Data extracted from a collection:
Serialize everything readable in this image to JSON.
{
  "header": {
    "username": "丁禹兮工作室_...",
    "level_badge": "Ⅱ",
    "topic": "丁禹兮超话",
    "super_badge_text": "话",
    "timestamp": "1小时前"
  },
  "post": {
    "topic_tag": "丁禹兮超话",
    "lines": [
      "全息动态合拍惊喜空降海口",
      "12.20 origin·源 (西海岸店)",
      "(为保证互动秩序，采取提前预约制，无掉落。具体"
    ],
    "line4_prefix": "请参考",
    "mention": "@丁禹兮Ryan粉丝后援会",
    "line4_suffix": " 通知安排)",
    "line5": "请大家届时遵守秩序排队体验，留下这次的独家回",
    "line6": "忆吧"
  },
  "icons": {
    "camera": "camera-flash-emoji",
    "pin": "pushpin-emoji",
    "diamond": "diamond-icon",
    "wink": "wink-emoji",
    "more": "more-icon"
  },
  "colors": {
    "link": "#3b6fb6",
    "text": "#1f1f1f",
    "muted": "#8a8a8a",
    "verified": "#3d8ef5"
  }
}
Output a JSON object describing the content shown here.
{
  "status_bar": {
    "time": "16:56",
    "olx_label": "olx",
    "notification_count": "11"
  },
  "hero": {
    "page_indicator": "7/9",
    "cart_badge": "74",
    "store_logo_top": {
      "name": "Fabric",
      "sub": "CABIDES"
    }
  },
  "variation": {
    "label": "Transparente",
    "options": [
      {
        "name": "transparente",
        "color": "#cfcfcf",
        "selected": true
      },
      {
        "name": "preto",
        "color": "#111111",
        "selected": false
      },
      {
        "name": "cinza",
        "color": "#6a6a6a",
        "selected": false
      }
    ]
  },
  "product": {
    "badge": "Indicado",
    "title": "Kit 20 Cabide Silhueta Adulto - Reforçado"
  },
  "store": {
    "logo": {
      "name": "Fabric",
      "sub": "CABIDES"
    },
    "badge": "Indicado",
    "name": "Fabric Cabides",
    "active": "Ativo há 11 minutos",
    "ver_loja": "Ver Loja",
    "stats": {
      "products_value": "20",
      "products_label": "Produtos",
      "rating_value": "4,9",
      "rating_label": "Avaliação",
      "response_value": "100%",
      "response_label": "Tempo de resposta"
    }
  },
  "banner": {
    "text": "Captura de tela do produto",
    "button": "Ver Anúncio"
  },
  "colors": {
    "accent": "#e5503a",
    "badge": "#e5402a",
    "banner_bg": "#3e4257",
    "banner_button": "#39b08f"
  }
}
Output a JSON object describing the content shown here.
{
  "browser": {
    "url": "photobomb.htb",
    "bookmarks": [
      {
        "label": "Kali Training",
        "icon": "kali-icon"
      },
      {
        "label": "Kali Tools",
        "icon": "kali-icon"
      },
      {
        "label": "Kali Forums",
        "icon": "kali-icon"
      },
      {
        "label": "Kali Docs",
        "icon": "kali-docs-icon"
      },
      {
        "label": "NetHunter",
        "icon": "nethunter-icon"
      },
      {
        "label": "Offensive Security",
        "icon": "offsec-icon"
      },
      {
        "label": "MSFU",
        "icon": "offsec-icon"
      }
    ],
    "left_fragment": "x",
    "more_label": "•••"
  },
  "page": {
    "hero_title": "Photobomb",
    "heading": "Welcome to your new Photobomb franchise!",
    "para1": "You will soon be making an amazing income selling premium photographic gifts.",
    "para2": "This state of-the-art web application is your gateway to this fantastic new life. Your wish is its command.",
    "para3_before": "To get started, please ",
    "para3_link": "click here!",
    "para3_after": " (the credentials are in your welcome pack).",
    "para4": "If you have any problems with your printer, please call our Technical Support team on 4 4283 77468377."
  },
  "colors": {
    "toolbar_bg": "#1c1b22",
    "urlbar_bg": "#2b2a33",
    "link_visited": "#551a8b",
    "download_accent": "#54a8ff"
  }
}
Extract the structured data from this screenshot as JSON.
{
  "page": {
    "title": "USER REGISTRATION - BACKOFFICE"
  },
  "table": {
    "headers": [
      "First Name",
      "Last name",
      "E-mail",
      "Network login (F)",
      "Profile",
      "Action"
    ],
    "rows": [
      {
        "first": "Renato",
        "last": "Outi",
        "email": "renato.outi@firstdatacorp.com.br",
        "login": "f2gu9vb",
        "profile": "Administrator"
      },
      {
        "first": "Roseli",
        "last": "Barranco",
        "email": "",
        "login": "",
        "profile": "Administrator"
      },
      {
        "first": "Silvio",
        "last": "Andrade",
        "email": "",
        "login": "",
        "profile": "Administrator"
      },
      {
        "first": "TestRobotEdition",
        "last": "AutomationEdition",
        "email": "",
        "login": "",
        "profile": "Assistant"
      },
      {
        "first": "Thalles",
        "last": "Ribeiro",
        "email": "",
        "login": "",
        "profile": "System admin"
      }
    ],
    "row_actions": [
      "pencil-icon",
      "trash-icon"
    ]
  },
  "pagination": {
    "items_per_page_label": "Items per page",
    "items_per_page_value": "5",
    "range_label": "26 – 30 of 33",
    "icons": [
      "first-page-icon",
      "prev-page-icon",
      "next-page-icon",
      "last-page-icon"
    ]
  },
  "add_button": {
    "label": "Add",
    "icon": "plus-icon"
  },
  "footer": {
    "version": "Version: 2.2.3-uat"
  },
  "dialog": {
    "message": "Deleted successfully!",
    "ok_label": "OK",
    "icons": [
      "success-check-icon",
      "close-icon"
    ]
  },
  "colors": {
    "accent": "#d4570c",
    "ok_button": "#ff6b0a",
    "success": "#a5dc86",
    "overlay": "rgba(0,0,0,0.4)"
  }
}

[REQUIREMENTS] Each line above must be reproduced exactly as it stands.

[CORRECT RESPONSE]
Serialize everything readable in this image to JSON.
{
  "header": {
    "username": "丁禹兮工作室_...",
    "level_badge": "Ⅱ",
    "topic": "丁禹兮超话",
    "super_badge_text": "话",
    "timestamp": "1小时前"
  },
  "post": {
    "topic_tag": "丁禹兮超话",
    "lines": [
      "全息动态合拍惊喜空降海口",
      "12.20 origin·源 (西海岸店)",
      "(为保证互动秩序，采取提前预约制，无掉落。具体"
    ],
    "line4_prefix": "请参考",
    "mention": "@丁禹兮Ryan粉丝后援会",
    "line4_suffix": " 通知安排)",
    "line5": "请大家届时遵守秩序排队体验，留下这次的独家回",
    "line6": "忆吧"
  },
  "icons": {
    "camera": "camera-flash-emoji",
    "pin": "pushpin-emoji",
    "diamond": "diamond-icon",
    "wink": "wink-emoji",
    "more": "more-icon"
  },
  "colors": {
    "link": "#3b6fb6",
    "text": "#1f1f1f",
    "muted": "#8a8a8a",
    "verified": "#3d8ef5"
  }
}
Output a JSON object describing the content shown here.
{
  "status_bar": {
    "time": "16:56",
    "olx_label": "olx",
    "notification_count": "11"
  },
  "hero": {
    "page_indicator": "7/9",
    "cart_badge": "74",
    "store_logo_top": {
      "name": "Fabric",
      "sub": "CABIDES"
    }
  },
  "variation": {
    "label": "Transparente",
    "options": [
      {
        "name": "transparente",
        "color": "#cfcfcf",
        "selected": true
      },
      {
        "name": "preto",
        "color": "#111111",
        "selected": false
      },
      {
        "name": "cinza",
        "color": "#6a6a6a",
        "selected": false
      }
    ]
  },
  "product": {
    "badge": "Indicado",
    "title": "Kit 20 Cabide Silhueta Adulto - Reforçado"
  },
  "store": {
    "logo": {
      "name": "Fabric",
      "sub": "CABIDES"
    },
    "badge": "Indicado",
    "name": "Fabric Cabides",
    "active": "Ativo há 11 minutos",
    "ver_loja": "Ver Loja",
    "stats": {
      "products_value": "20",
      "products_label": "Produtos",
      "rating_value": "4,9",
      "rating_label": "Avaliação",
      "response_value": "100%",
      "response_label": "Tempo de resposta"
    }
  },
  "banner": {
    "text": "Captura de tela do produto",
    "button": "Ver Anúncio"
  },
  "colors": {
    "accent": "#e5503a",
    "badge": "#e5402a",
    "banner_bg": "#3e4257",
    "banner_button": "#39b08f"
  }
}
Output a JSON object describing the content shown here.
{
  "browser": {
    "url": "photobomb.htb",
    "bookmarks": [
      {
        "label": "Kali Training",
        "icon": "kali-icon"
      },
      {
        "label": "Kali Tools",
        "icon": "kali-icon"
      },
      {
        "label": "Kali Forums",
        "icon": "kali-icon"
      },
      {
        "label": "Kali Docs",
        "icon": "kali-docs-icon"
      },
      {
        "label": "NetHunter",
        "icon": "nethunter-icon"
      },
      {
        "label": "Offensive Security",
        "icon": "offsec-icon"
      },
      {
        "label": "MSFU",
        "icon": "offsec-icon"
      }
    ],
    "left_fragment": "x",
    "more_label": "•••"
  },
  "page": {
    "hero_title": "Photobomb",
    "heading": "Welcome to your new Photobomb franchise!",
    "para1": "You will soon be making an amazing income selling premium photographic gifts.",
    "para2": "This state of-the-art web application is your gateway to this fantastic new life. Your wish is its command.",
    "para3_before": "To get started, please ",
    "para3_link": "click here!",
    "para3_after": " (the credentials are in your welcome pack).",
    "para4": "If you have any problems with your printer, please call our Technical Support team on 4 4283 77468377."
  },
  "colors": {
    "toolbar_bg": "#1c1b22",
    "urlbar_bg": "#2b2a33",
    "link_visited": "#551a8b",
    "download_accent": "#54a8ff"
  }
}
Extract the structured data from this screenshot as JSON.
{
  "page": {
    "title": "USER REGISTRATION - BACKOFFICE"
  },
  "table": {
    "headers": [
      "First Name",
      "Last name",
      "E-mail",
      "Network login (F)",
      "Profile",
      "Action"
    ],
    "rows": [
      {
        "first": "Renato",
        "last": "Outi",
        "email": "renato.outi@firstdatacorp.com.br",
        "login": "f2gu9vb",
        "profile": "Administrator"
      },
      {
        "first": "Roseli",
        "last": "Barranco",
        "email": "",
        "login": "",
        "profile": "Administrator"
      },
      {
        "first": "Silvio",
        "last": "Andrade",
        "email": "",
        "login": "",
        "profile": "Administrator"
      },
      {
        "first": "TestRobotEdition",
        "last": "AutomationEdition",
        "email": "",
        "login": "",
        "profile": "Assistant"
      },
      {
        "first": "Thalles",
        "last": "Ribeiro",
        "email": "",
        "login": "",
        "profile": "System admin"
      }
    ],
    "row_actions": [
      "pencil-icon",
      "trash-icon"
    ]
  },
  "pagination": {
    "items_per_page_label": "Items per page",
    "items_per_page_value": "5",
    "range_label": "26 – 30 of 33",
    "icons": [
      "first-page-icon",
      "prev-page-icon",
      "next-page-icon",
      "last-page-icon"
    ]
  },
  "add_button": {
    "label": "Add",
    "icon": "plus-icon"
  },
  "footer": {
    "version": "Version: 2.2.3-uat"
  },
  "dialog": {
    "message": "Deleted successfully!",
    "ok_label": "OK",
    "icons": [
      "success-check-icon",
      "close-icon"
    ]
  },
  "colors": {
    "accent": "#d4570c",
    "ok_button": "#ff6b0a",
    "success": "#a5dc86",
    "overlay": "rgba(0,0,0,0.4)"
  }
}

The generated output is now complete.